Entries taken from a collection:

----------------------------------------

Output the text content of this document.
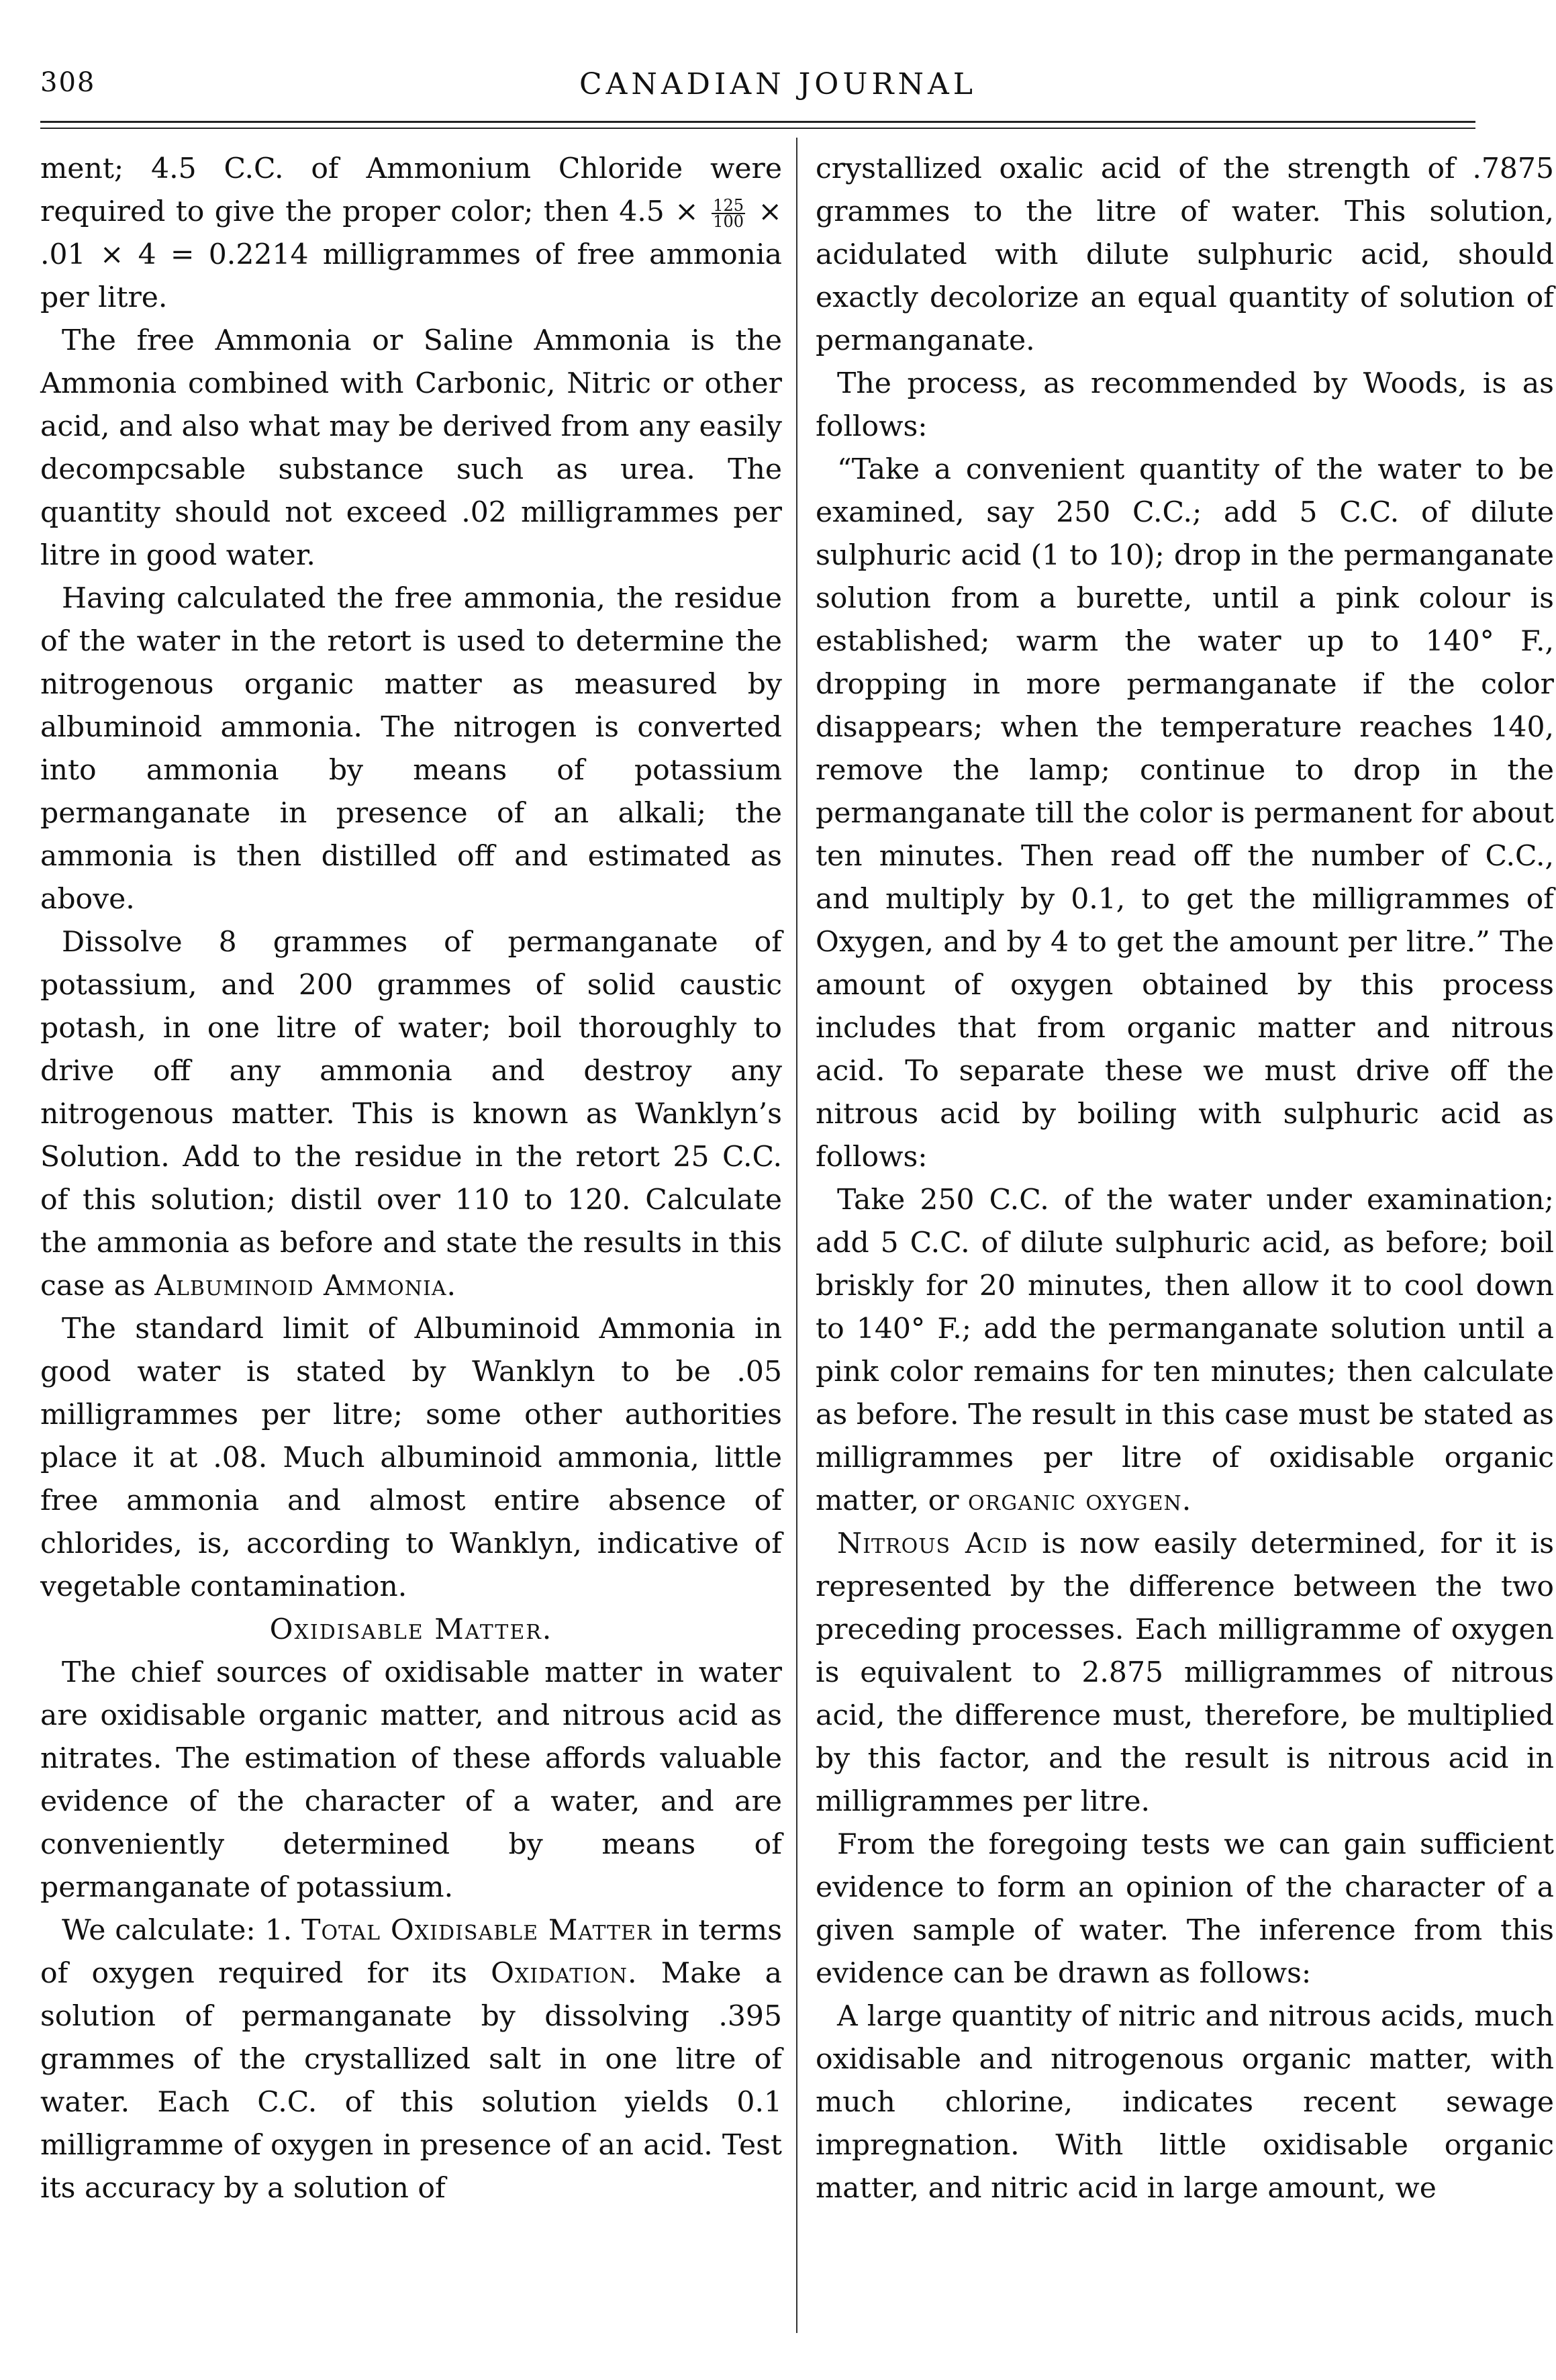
308	CANADIAN JOURNAL

ment; 4.5 C.C. of Ammonium Chloride were required to give the proper color; then $4.5 \times \frac{125}{100} \times .01 \times 4 = 0.2214$ milligrammes of free ammonia per litre.

The free Ammonia or Saline Ammonia is the Ammonia combined with Carbonic, Nitric or other acid, and also what may be derived from any easily decompcsable substance such as urea. The quantity should not exceed .02 milligrammes per litre in good water.

Having calculated the free ammonia, the residue of the water in the retort is used to determine the nitrogenous organic matter as measured by albuminoid ammonia. The nitrogen is converted into ammonia by means of potassium permanganate in presence of an alkali; the ammonia is then distilled off and estimated as above.

Dissolve 8 grammes of permanganate of potassium, and 200 grammes of solid caustic potash, in one litre of water; boil thoroughly to drive off any ammonia and destroy any nitrogenous matter. This is known as Wanklyn’s Solution. Add to the residue in the retort 25 C.C. of this solution; distil over 110 to 120. Calculate the ammonia as before and state the results in this case as Albuminoid Ammonia.

The standard limit of Albuminoid Ammonia in good water is stated by Wanklyn to be .05 milligrammes per litre; some other authorities place it at .08. Much albuminoid ammonia, little free ammonia and almost entire absence of chlorides, is, according to Wanklyn, indicative of vegetable contamination.

Oxidisable Matter.

The chief sources of oxidisable matter in water are oxidisable organic matter, and nitrous acid as nitrates. The estimation of these affords valuable evidence of the character of a water, and are conveniently determined by means of permanganate of potassium.

We calculate: 1. Total Oxidisable Matter in terms of oxygen required for its Oxidation. Make a solution of permanganate by dissolving .395 grammes of the crystallized salt in one litre of water. Each C.C. of this solution yields 0.1 milligramme of oxygen in presence of an acid. Test its accuracy by a solution of

crystallized oxalic acid of the strength of .7875 grammes to the litre of water. This solution, acidulated with dilute sulphuric acid, should exactly decolorize an equal quantity of solution of permanganate.

The process, as recommended by Woods, is as follows:

“Take a convenient quantity of the water to be examined, say 250 C.C.; add 5 C.C. of dilute sulphuric acid (1 to 10); drop in the permanganate solution from a burette, until a pink colour is established; warm the water up to 140° F., dropping in more permanganate if the color disappears; when the temperature reaches 140, remove the lamp; continue to drop in the permanganate till the color is permanent for about ten minutes. Then read off the number of C.C., and multiply by 0.1, to get the milligrammes of Oxygen, and by 4 to get the amount per litre.” The amount of oxygen obtained by this process includes that from organic matter and nitrous acid. To separate these we must drive off the nitrous acid by boiling with sulphuric acid as follows:

Take 250 C.C. of the water under examination; add 5 C.C. of dilute sulphuric acid, as before; boil briskly for 20 minutes, then allow it to cool down to 140° F.; add the permanganate solution until a pink color remains for ten minutes; then calculate as before. The result in this case must be stated as milligrammes per litre of oxidisable organic matter, or organic oxygen.

Nitrous Acid is now easily determined, for it is represented by the difference between the two preceding processes. Each milligramme of oxygen is equivalent to 2.875 milligrammes of nitrous acid, the difference must, therefore, be multiplied by this factor, and the result is nitrous acid in milligrammes per litre.

From the foregoing tests we can gain sufficient evidence to form an opinion of the character of a given sample of water. The inference from this evidence can be drawn as follows:

A large quantity of nitric and nitrous acids, much oxidisable and nitrogenous organic matter, with much chlorine, indicates recent sewage impregnation. With little oxidisable organic matter, and nitric acid in large amount, we
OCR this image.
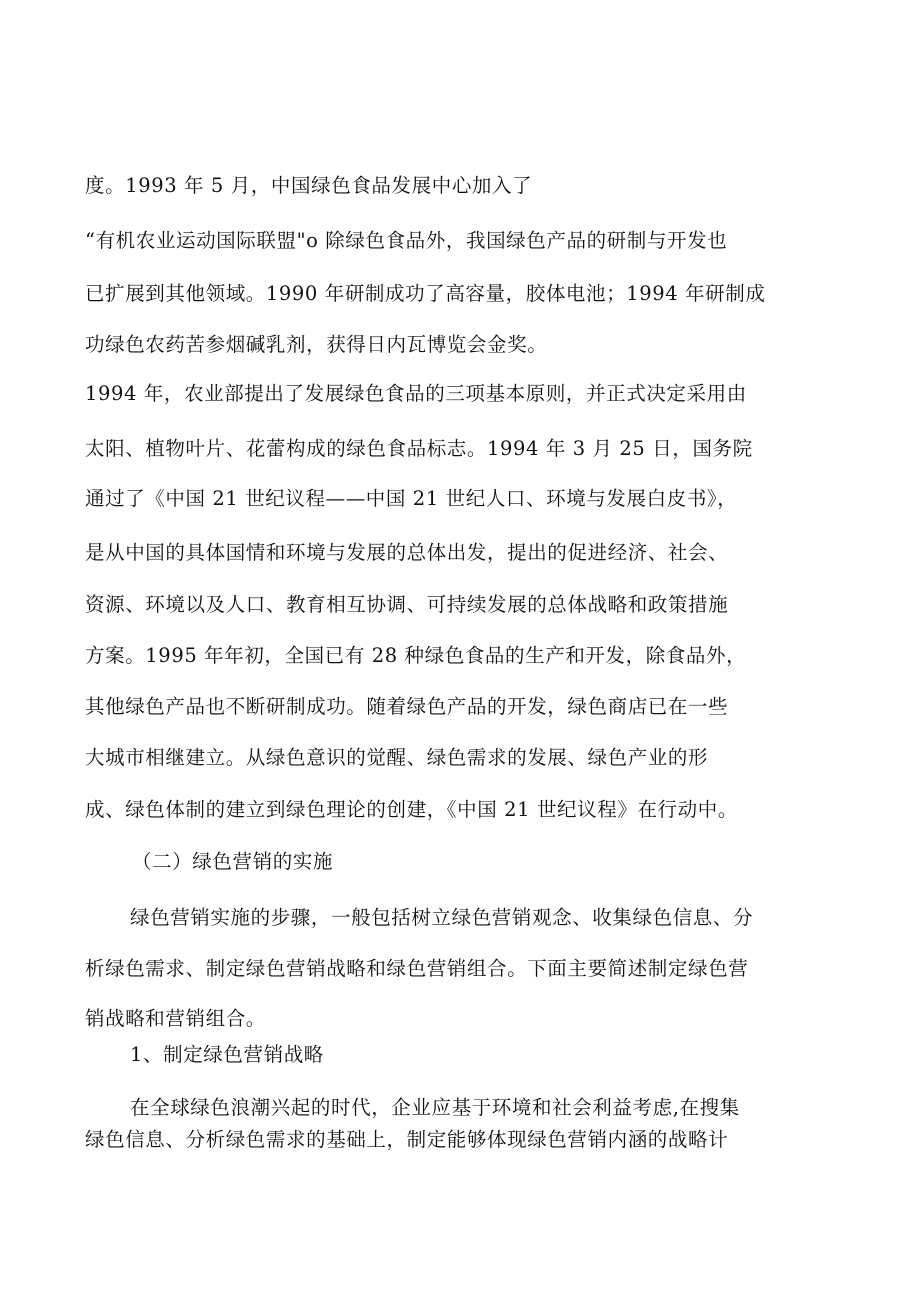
度。1993 年 5 月，中国绿色食品发展中心加入了
“有机农业运动国际联盟"o 除绿色食品外，我国绿色产品的研制与开发也
已扩展到其他领域。1990 年研制成功了高容量，胶体电池；1994 年研制成
功绿色农药苦参烟碱乳剂，获得日内瓦博览会金奖。
1994 年，农业部提出了发展绿色食品的三项基本原则，并正式决定采用由
太阳、植物叶片、花蕾构成的绿色食品标志。1994 年 3 月 25 日，国务院
通过了《中国 21 世纪议程——中国 21 世纪人口、环境与发展白皮书》，
是从中国的具体国情和环境与发展的总体出发，提出的促进经济、社会、
资源、环境以及人口、教育相互协调、可持续发展的总体战略和政策措施
方案。1995 年年初，全国已有 28 种绿色食品的生产和开发，除食品外，
其他绿色产品也不断研制成功。随着绿色产品的开发，绿色商店已在一些
大城市相继建立。从绿色意识的觉醒、绿色需求的发展、绿色产业的形
成、绿色体制的建立到绿色理论的创建，《中国 21 世纪议程》在行动中。
（二）绿色营销的实施
绿色营销实施的步骤，一般包括树立绿色营销观念、收集绿色信息、分
析绿色需求、制定绿色营销战略和绿色营销组合。下面主要简述制定绿色营
销战略和营销组合。
1、制定绿色营销战略
在全球绿色浪潮兴起的时代，企业应基于环境和社会利益考虑,在搜集
绿色信息、分析绿色需求的基础上，制定能够体现绿色营销内涵的战略计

----------------------------------------

## TASK TO COMPLETE
Repeat each entry precisely as it appears. Leave the pictures out.

## FULL OUTPUT
Output the text content of this document.
308	CANADIAN JOURNAL

ment; 4.5 C.C. of Ammonium Chloride were required to give the proper color; then $4.5 \times \frac{125}{100} \times .01 \times 4 = 0.2214$ milligrammes of free ammonia per litre.

The free Ammonia or Saline Ammonia is the Ammonia combined with Carbonic, Nitric or other acid, and also what may be derived from any easily decompcsable substance such as urea. The quantity should not exceed .02 milligrammes per litre in good water.

Having calculated the free ammonia, the residue of the water in the retort is used to determine the nitrogenous organic matter as measured by albuminoid ammonia. The nitrogen is converted into ammonia by means of potassium permanganate in presence of an alkali; the ammonia is then distilled off and estimated as above.

Dissolve 8 grammes of permanganate of potassium, and 200 grammes of solid caustic potash, in one litre of water; boil thoroughly to drive off any ammonia and destroy any nitrogenous matter. This is known as Wanklyn’s Solution. Add to the residue in the retort 25 C.C. of this solution; distil over 110 to 120. Calculate the ammonia as before and state the results in this case as Albuminoid Ammonia.

The standard limit of Albuminoid Ammonia in good water is stated by Wanklyn to be .05 milligrammes per litre; some other authorities place it at .08. Much albuminoid ammonia, little free ammonia and almost entire absence of chlorides, is, according to Wanklyn, indicative of vegetable contamination.

Oxidisable Matter.

The chief sources of oxidisable matter in water are oxidisable organic matter, and nitrous acid as nitrates. The estimation of these affords valuable evidence of the character of a water, and are conveniently determined by means of permanganate of potassium.

We calculate: 1. Total Oxidisable Matter in terms of oxygen required for its Oxidation. Make a solution of permanganate by dissolving .395 grammes of the crystallized salt in one litre of water. Each C.C. of this solution yields 0.1 milligramme of oxygen in presence of an acid. Test its accuracy by a solution of

crystallized oxalic acid of the strength of .7875 grammes to the litre of water. This solution, acidulated with dilute sulphuric acid, should exactly decolorize an equal quantity of solution of permanganate.

The process, as recommended by Woods, is as follows:

“Take a convenient quantity of the water to be examined, say 250 C.C.; add 5 C.C. of dilute sulphuric acid (1 to 10); drop in the permanganate solution from a burette, until a pink colour is established; warm the water up to 140° F., dropping in more permanganate if the color disappears; when the temperature reaches 140, remove the lamp; continue to drop in the permanganate till the color is permanent for about ten minutes. Then read off the number of C.C., and multiply by 0.1, to get the milligrammes of Oxygen, and by 4 to get the amount per litre.” The amount of oxygen obtained by this process includes that from organic matter and nitrous acid. To separate these we must drive off the nitrous acid by boiling with sulphuric acid as follows:

Take 250 C.C. of the water under examination; add 5 C.C. of dilute sulphuric acid, as before; boil briskly for 20 minutes, then allow it to cool down to 140° F.; add the permanganate solution until a pink color remains for ten minutes; then calculate as before. The result in this case must be stated as milligrammes per litre of oxidisable organic matter, or organic oxygen.

Nitrous Acid is now easily determined, for it is represented by the difference between the two preceding processes. Each milligramme of oxygen is equivalent to 2.875 milligrammes of nitrous acid, the difference must, therefore, be multiplied by this factor, and the result is nitrous acid in milligrammes per litre.

From the foregoing tests we can gain sufficient evidence to form an opinion of the character of a given sample of water. The inference from this evidence can be drawn as follows:

A large quantity of nitric and nitrous acids, much oxidisable and nitrogenous organic matter, with much chlorine, indicates recent sewage impregnation. With little oxidisable organic matter, and nitric acid in large amount, we
OCR this image.
度。1993 年 5 月，中国绿色食品发展中心加入了
“有机农业运动国际联盟"o 除绿色食品外，我国绿色产品的研制与开发也
已扩展到其他领域。1990 年研制成功了高容量，胶体电池；1994 年研制成
功绿色农药苦参烟碱乳剂，获得日内瓦博览会金奖。
1994 年，农业部提出了发展绿色食品的三项基本原则，并正式决定采用由
太阳、植物叶片、花蕾构成的绿色食品标志。1994 年 3 月 25 日，国务院
通过了《中国 21 世纪议程——中国 21 世纪人口、环境与发展白皮书》，
是从中国的具体国情和环境与发展的总体出发，提出的促进经济、社会、
资源、环境以及人口、教育相互协调、可持续发展的总体战略和政策措施
方案。1995 年年初，全国已有 28 种绿色食品的生产和开发，除食品外，
其他绿色产品也不断研制成功。随着绿色产品的开发，绿色商店已在一些
大城市相继建立。从绿色意识的觉醒、绿色需求的发展、绿色产业的形
成、绿色体制的建立到绿色理论的创建，《中国 21 世纪议程》在行动中。
（二）绿色营销的实施
绿色营销实施的步骤，一般包括树立绿色营销观念、收集绿色信息、分
析绿色需求、制定绿色营销战略和绿色营销组合。下面主要简述制定绿色营
销战略和营销组合。
1、制定绿色营销战略
在全球绿色浪潮兴起的时代，企业应基于环境和社会利益考虑,在搜集
绿色信息、分析绿色需求的基础上，制定能够体现绿色营销内涵的战略计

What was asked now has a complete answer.